• _What is needed_:
Every entry needs to be printed exactly, please.

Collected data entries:
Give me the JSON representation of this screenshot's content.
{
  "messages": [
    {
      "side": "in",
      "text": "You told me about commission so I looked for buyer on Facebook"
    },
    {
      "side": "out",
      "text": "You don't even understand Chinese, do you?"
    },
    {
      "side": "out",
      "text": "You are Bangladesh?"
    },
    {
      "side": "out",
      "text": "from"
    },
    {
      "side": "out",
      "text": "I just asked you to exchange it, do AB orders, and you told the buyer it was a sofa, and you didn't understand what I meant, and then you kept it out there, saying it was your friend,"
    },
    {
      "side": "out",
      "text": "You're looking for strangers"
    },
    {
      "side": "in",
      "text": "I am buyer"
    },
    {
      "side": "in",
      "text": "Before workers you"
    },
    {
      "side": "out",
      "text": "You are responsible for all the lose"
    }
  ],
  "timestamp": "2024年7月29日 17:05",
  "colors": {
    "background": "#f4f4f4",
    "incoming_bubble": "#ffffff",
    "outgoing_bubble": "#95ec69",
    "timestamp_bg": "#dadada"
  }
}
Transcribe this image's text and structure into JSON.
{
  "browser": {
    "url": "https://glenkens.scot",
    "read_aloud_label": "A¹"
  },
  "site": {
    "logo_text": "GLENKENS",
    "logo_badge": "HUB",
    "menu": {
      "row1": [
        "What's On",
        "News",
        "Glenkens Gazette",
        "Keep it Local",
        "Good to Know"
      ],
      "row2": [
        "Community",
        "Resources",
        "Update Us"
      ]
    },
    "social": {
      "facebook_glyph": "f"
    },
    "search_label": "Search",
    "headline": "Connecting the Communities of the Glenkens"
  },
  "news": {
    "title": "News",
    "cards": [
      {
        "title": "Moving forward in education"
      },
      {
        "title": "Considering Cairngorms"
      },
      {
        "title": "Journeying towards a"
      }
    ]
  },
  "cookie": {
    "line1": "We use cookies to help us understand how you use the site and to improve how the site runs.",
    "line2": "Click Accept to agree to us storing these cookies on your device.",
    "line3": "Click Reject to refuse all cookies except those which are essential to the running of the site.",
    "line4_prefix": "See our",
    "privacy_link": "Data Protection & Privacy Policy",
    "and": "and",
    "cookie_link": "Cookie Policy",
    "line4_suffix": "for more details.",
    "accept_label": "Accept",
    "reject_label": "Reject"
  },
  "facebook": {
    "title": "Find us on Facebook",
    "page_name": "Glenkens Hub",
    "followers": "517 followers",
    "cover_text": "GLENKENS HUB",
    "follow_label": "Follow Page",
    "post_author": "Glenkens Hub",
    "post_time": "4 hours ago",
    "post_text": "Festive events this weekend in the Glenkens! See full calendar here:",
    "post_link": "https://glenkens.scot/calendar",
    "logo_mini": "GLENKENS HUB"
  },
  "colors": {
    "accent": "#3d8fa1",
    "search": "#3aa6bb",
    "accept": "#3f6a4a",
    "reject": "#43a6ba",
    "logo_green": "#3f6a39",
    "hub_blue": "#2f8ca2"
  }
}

• _Correct response_:
Give me the JSON representation of this screenshot's content.
{
  "messages": [
    {
      "side": "in",
      "text": "You told me about commission so I looked for buyer on Facebook"
    },
    {
      "side": "out",
      "text": "You don't even understand Chinese, do you?"
    },
    {
      "side": "out",
      "text": "You are Bangladesh?"
    },
    {
      "side": "out",
      "text": "from"
    },
    {
      "side": "out",
      "text": "I just asked you to exchange it, do AB orders, and you told the buyer it was a sofa, and you didn't understand what I meant, and then you kept it out there, saying it was your friend,"
    },
    {
      "side": "out",
      "text": "You're looking for strangers"
    },
    {
      "side": "in",
      "text": "I am buyer"
    },
    {
      "side": "in",
      "text": "Before workers you"
    },
    {
      "side": "out",
      "text": "You are responsible for all the lose"
    }
  ],
  "timestamp": "2024年7月29日 17:05",
  "colors": {
    "background": "#f4f4f4",
    "incoming_bubble": "#ffffff",
    "outgoing_bubble": "#95ec69",
    "timestamp_bg": "#dadada"
  }
}
Transcribe this image's text and structure into JSON.
{
  "browser": {
    "url": "https://glenkens.scot",
    "read_aloud_label": "A¹"
  },
  "site": {
    "logo_text": "GLENKENS",
    "logo_badge": "HUB",
    "menu": {
      "row1": [
        "What's On",
        "News",
        "Glenkens Gazette",
        "Keep it Local",
        "Good to Know"
      ],
      "row2": [
        "Community",
        "Resources",
        "Update Us"
      ]
    },
    "social": {
      "facebook_glyph": "f"
    },
    "search_label": "Search",
    "headline": "Connecting the Communities of the Glenkens"
  },
  "news": {
    "title": "News",
    "cards": [
      {
        "title": "Moving forward in education"
      },
      {
        "title": "Considering Cairngorms"
      },
      {
        "title": "Journeying towards a"
      }
    ]
  },
  "cookie": {
    "line1": "We use cookies to help us understand how you use the site and to improve how the site runs.",
    "line2": "Click Accept to agree to us storing these cookies on your device.",
    "line3": "Click Reject to refuse all cookies except those which are essential to the running of the site.",
    "line4_prefix": "See our",
    "privacy_link": "Data Protection & Privacy Policy",
    "and": "and",
    "cookie_link": "Cookie Policy",
    "line4_suffix": "for more details.",
    "accept_label": "Accept",
    "reject_label": "Reject"
  },
  "facebook": {
    "title": "Find us on Facebook",
    "page_name": "Glenkens Hub",
    "followers": "517 followers",
    "cover_text": "GLENKENS HUB",
    "follow_label": "Follow Page",
    "post_author": "Glenkens Hub",
    "post_time": "4 hours ago",
    "post_text": "Festive events this weekend in the Glenkens! See full calendar here:",
    "post_link": "https://glenkens.scot/calendar",
    "logo_mini": "GLENKENS HUB"
  },
  "colors": {
    "accent": "#3d8fa1",
    "search": "#3aa6bb",
    "accept": "#3f6a4a",
    "reject": "#43a6ba",
    "logo_green": "#3f6a39",
    "hub_blue": "#2f8ca2"
  }
}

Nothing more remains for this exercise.